- Conjunto de tareas:
1. Según la reseña sobre Lanzallamas, ¿cuál es el único personaje con nombre de la novela?
2. Devuelve sin cambios el fragmento de la reseña sobre Lanzallamas que empieza en "Historias de Pao" y termina en "que otro marciano.".
─── Fragmento seleccionado ───
ISSN: 2992-7781

 

Historias de Pao Cheng

El poder purificador del fuego

Demian Marín

 

La ciencia ficción había sido un espacio donde cabía la especulación científica, pero no la del yo. Todo debería ser comprobable o, al menos, bien pasado por el tamiz de la lógica. Y así siguió la ciencia ficción más o menos su camino… hasta Bradbury. El escritor norteamericano nos abrió otra vía: la de la lírica. Las historias de Bradbury no son ya demostraciones lógicas de mundos posibles, sino odas a la esencia humana por medio de nostalgias tecnológicas y uno que otro marciano.

En Fahrenheit 451, Bradbury nos muestra el poder destructivo del fuego, el elemento que acaba con el conocimiento acumulado y reduce a la civilización a cenizas. Por su parte, la novela Lanzallamas (Dirección de Educación, Cultura y Turismo, Toluca, 2026) se presenta, sin quererlo siquiera, como la antípoda de aquella novela clásica del buen Ray. Porque aquí el fuego purifica, construye relaciones entre los jirones de una sociedad destruida. Cloudy Jack, el único personaje con nombre, deambula por la ciudad con su arma, bautiza con fuego a los hombres y mujeres caídos y, con ceniza, da nombre a las calles de esa nueva metrópoli.

Alonso Guzmán, autor de Lanzallamas, lleva a la ciencia ficción un paso más adelante. Su pluma borra fronteras de género. El lirismo, que era solo una característica de Bradbury, se vuelve el centro de toda la novela de Guzmán. Un lector poco avezado puede quedar perplejo ante el dispositivo —¿narrativo?, ¿poético?— que tiene en sus manos.
─── Datos ───
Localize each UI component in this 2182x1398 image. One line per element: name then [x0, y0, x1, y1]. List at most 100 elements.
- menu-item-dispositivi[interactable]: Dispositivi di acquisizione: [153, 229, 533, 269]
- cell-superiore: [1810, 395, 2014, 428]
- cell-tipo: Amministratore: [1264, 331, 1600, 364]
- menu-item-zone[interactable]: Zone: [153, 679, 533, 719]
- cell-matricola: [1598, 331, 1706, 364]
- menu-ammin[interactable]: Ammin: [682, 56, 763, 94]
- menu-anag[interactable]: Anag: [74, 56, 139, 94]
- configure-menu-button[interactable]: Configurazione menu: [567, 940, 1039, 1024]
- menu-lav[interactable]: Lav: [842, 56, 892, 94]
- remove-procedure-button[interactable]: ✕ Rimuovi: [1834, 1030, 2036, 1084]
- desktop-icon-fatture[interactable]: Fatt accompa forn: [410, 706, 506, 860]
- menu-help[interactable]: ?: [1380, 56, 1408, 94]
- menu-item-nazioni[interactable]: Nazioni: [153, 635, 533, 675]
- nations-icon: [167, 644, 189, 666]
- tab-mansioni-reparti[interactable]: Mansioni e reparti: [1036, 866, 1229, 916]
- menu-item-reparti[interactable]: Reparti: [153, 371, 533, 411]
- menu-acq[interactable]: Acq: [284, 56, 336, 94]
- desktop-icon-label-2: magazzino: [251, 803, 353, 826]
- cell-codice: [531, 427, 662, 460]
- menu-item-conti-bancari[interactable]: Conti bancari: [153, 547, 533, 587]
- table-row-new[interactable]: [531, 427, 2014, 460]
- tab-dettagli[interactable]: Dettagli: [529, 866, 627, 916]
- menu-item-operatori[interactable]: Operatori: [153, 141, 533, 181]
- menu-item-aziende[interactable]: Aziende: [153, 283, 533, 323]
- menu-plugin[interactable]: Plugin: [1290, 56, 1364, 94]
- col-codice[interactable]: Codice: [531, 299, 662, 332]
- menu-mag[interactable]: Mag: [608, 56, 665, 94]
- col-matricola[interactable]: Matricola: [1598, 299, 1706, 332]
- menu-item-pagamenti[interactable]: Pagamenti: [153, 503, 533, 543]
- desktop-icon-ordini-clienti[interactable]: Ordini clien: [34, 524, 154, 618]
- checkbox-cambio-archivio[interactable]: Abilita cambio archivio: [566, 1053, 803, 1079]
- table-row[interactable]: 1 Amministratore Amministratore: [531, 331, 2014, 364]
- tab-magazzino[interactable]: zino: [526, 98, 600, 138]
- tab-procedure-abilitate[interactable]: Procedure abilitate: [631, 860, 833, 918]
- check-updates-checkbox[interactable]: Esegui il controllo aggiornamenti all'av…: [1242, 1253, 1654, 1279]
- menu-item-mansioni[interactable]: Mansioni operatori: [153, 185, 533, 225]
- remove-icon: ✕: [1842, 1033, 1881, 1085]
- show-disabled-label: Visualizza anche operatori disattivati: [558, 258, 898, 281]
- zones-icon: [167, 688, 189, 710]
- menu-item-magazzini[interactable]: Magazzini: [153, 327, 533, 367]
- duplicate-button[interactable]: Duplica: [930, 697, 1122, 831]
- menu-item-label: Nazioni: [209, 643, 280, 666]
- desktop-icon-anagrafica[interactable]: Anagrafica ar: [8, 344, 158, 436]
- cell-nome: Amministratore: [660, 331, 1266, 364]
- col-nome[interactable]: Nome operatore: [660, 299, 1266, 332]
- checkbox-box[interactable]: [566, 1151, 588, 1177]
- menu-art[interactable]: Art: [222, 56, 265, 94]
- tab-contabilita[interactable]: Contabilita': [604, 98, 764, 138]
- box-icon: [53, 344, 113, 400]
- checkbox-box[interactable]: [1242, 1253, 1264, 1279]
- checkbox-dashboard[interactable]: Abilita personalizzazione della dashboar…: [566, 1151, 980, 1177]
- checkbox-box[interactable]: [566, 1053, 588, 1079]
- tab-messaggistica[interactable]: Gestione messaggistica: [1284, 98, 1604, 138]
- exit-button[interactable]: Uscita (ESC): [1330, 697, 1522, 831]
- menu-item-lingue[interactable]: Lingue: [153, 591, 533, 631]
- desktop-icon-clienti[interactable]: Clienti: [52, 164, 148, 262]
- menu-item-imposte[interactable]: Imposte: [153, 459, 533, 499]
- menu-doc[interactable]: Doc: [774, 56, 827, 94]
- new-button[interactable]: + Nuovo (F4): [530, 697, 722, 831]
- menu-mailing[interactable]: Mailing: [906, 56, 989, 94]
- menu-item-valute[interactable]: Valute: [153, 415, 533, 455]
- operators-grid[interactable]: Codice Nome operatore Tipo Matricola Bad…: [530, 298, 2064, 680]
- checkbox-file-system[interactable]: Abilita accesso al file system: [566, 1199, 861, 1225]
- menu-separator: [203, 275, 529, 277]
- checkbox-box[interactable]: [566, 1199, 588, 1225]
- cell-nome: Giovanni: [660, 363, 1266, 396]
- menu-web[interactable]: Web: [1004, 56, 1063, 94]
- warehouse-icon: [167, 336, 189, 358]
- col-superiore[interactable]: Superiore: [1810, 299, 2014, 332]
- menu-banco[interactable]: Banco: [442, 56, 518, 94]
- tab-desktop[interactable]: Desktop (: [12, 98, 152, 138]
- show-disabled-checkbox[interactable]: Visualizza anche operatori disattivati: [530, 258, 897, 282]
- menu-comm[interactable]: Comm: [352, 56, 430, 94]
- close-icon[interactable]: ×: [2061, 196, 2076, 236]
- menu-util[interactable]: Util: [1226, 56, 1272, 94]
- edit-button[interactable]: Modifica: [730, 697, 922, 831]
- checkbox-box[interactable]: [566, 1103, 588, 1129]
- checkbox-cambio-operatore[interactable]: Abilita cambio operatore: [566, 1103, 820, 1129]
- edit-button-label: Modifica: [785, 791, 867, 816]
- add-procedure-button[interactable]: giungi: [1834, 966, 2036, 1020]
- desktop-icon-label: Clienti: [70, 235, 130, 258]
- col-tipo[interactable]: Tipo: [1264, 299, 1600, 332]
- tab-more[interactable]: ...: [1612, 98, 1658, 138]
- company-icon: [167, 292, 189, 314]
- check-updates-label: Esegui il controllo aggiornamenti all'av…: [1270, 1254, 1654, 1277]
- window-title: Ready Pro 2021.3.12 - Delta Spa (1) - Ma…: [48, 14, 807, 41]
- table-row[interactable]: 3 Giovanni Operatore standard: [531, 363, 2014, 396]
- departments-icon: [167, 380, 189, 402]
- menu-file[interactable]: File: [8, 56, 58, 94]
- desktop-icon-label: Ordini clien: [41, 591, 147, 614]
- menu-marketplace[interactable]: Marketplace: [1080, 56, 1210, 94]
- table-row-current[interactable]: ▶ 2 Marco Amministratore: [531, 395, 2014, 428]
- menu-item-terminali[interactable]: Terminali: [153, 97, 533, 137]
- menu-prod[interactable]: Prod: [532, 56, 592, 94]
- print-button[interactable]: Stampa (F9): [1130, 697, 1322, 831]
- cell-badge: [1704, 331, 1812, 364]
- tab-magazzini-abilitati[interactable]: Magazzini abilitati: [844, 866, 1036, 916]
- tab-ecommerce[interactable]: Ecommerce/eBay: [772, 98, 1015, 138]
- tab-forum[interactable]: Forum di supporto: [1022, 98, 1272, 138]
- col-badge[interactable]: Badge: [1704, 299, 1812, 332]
───
- Respuestas:
1. Cloudy Jack.

2.
Historias de Pao Cheng

El poder purificador del fuego

Demian Marín

 

La ciencia ficción había sido un espacio donde cabía la especulación científica, pero no la del yo. Todo debería ser comprobable o, al menos, bien pasado por el tamiz de la lógica. Y así siguió la ciencia ficción más o menos su camino… hasta Bradbury. El escritor norteamericano nos abrió otra vía: la de la lírica. Las historias de Bradbury no son ya demostraciones lógicas de mundos posibles, sino odas a la esencia humana por medio de nostalgias tecnológicas y uno que otro marciano.